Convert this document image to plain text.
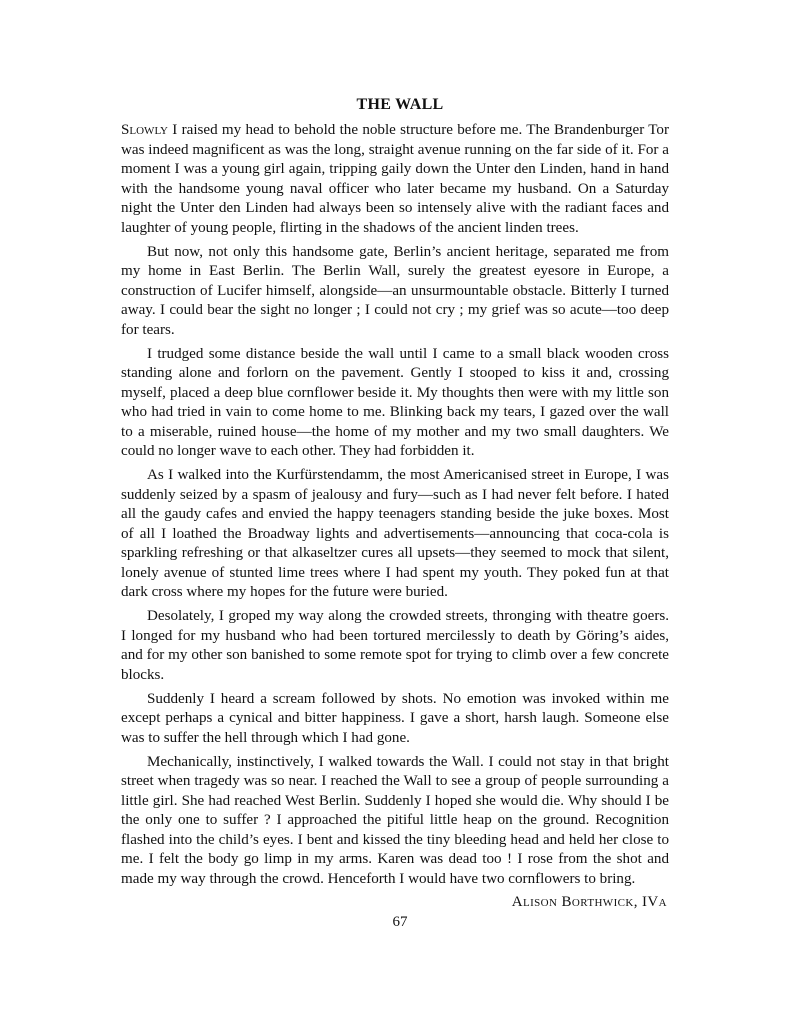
THE WALL

Slowly I raised my head to behold the noble structure before me. The Brandenburger Tor was indeed magnificent as was the long, straight avenue running on the far side of it. For a moment I was a young girl again, tripping gaily down the Unter den Linden, hand in hand with the handsome young naval officer who later became my husband. On a Saturday night the Unter den Linden had always been so intensely alive with the radiant faces and laughter of young people, flirting in the shadows of the ancient linden trees.

But now, not only this handsome gate, Berlin’s ancient heritage, separated me from my home in East Berlin. The Berlin Wall, surely the greatest eyesore in Europe, a construction of Lucifer himself, alongside—an unsurmountable obstacle. Bitterly I turned away. I could bear the sight no longer ; I could not cry ; my grief was so acute—too deep for tears.

I trudged some distance beside the wall until I came to a small black wooden cross standing alone and forlorn on the pavement. Gently I stooped to kiss it and, crossing myself, placed a deep blue cornflower beside it. My thoughts then were with my little son who had tried in vain to come home to me. Blinking back my tears, I gazed over the wall to a miserable, ruined house—the home of my mother and my two small daughters. We could no longer wave to each other. They had forbidden it.

As I walked into the Kurfürstendamm, the most Americanised street in Europe, I was suddenly seized by a spasm of jealousy and fury—such as I had never felt before. I hated all the gaudy cafes and envied the happy teenagers standing beside the juke boxes. Most of all I loathed the Broadway lights and advertisements—announcing that coca-cola is sparkling refreshing or that alkaseltzer cures all upsets—they seemed to mock that silent, lonely avenue of stunted lime trees where I had spent my youth. They poked fun at that dark cross where my hopes for the future were buried.

Desolately, I groped my way along the crowded streets, thronging with theatre goers. I longed for my husband who had been tortured mercilessly to death by Göring’s aides, and for my other son banished to some remote spot for trying to climb over a few concrete blocks.

Suddenly I heard a scream followed by shots. No emotion was invoked within me except perhaps a cynical and bitter happiness. I gave a short, harsh laugh. Someone else was to suffer the hell through which I had gone.

Mechanically, instinctively, I walked towards the Wall. I could not stay in that bright street when tragedy was so near. I reached the Wall to see a group of people surrounding a little girl. She had reached West Berlin. Suddenly I hoped she would die. Why should I be the only one to suffer ? I approached the pitiful little heap on the ground. Recognition flashed into the child’s eyes. I bent and kissed the tiny bleeding head and held her close to me. I felt the body go limp in my arms. Karen was dead too ! I rose from the shot and made my way through the crowd. Henceforth I would have two cornflowers to bring.

Alison Borthwick, IVa
67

+++

▶ _SET PROBLEM_: From the records given above, reproduce all text exactly and exclude each picture.

▶ _COMPLETE ANSWER_:
Convert this document image to plain text.
THE WALL

Slowly I raised my head to behold the noble structure before me. The Brandenburger Tor was indeed magnificent as was the long, straight avenue running on the far side of it. For a moment I was a young girl again, tripping gaily down the Unter den Linden, hand in hand with the handsome young naval officer who later became my husband. On a Saturday night the Unter den Linden had always been so intensely alive with the radiant faces and laughter of young people, flirting in the shadows of the ancient linden trees.

But now, not only this handsome gate, Berlin’s ancient heritage, separated me from my home in East Berlin. The Berlin Wall, surely the greatest eyesore in Europe, a construction of Lucifer himself, alongside—an unsurmountable obstacle. Bitterly I turned away. I could bear the sight no longer ; I could not cry ; my grief was so acute—too deep for tears.

I trudged some distance beside the wall until I came to a small black wooden cross standing alone and forlorn on the pavement. Gently I stooped to kiss it and, crossing myself, placed a deep blue cornflower beside it. My thoughts then were with my little son who had tried in vain to come home to me. Blinking back my tears, I gazed over the wall to a miserable, ruined house—the home of my mother and my two small daughters. We could no longer wave to each other. They had forbidden it.

As I walked into the Kurfürstendamm, the most Americanised street in Europe, I was suddenly seized by a spasm of jealousy and fury—such as I had never felt before. I hated all the gaudy cafes and envied the happy teenagers standing beside the juke boxes. Most of all I loathed the Broadway lights and advertisements—announcing that coca-cola is sparkling refreshing or that alkaseltzer cures all upsets—they seemed to mock that silent, lonely avenue of stunted lime trees where I had spent my youth. They poked fun at that dark cross where my hopes for the future were buried.

Desolately, I groped my way along the crowded streets, thronging with theatre goers. I longed for my husband who had been tortured mercilessly to death by Göring’s aides, and for my other son banished to some remote spot for trying to climb over a few concrete blocks.

Suddenly I heard a scream followed by shots. No emotion was invoked within me except perhaps a cynical and bitter happiness. I gave a short, harsh laugh. Someone else was to suffer the hell through which I had gone.

Mechanically, instinctively, I walked towards the Wall. I could not stay in that bright street when tragedy was so near. I reached the Wall to see a group of people surrounding a little girl. She had reached West Berlin. Suddenly I hoped she would die. Why should I be the only one to suffer ? I approached the pitiful little heap on the ground. Recognition flashed into the child’s eyes. I bent and kissed the tiny bleeding head and held her close to me. I felt the body go limp in my arms. Karen was dead too ! I rose from the shot and made my way through the crowd. Henceforth I would have two cornflowers to bring.

Alison Borthwick, IVa
67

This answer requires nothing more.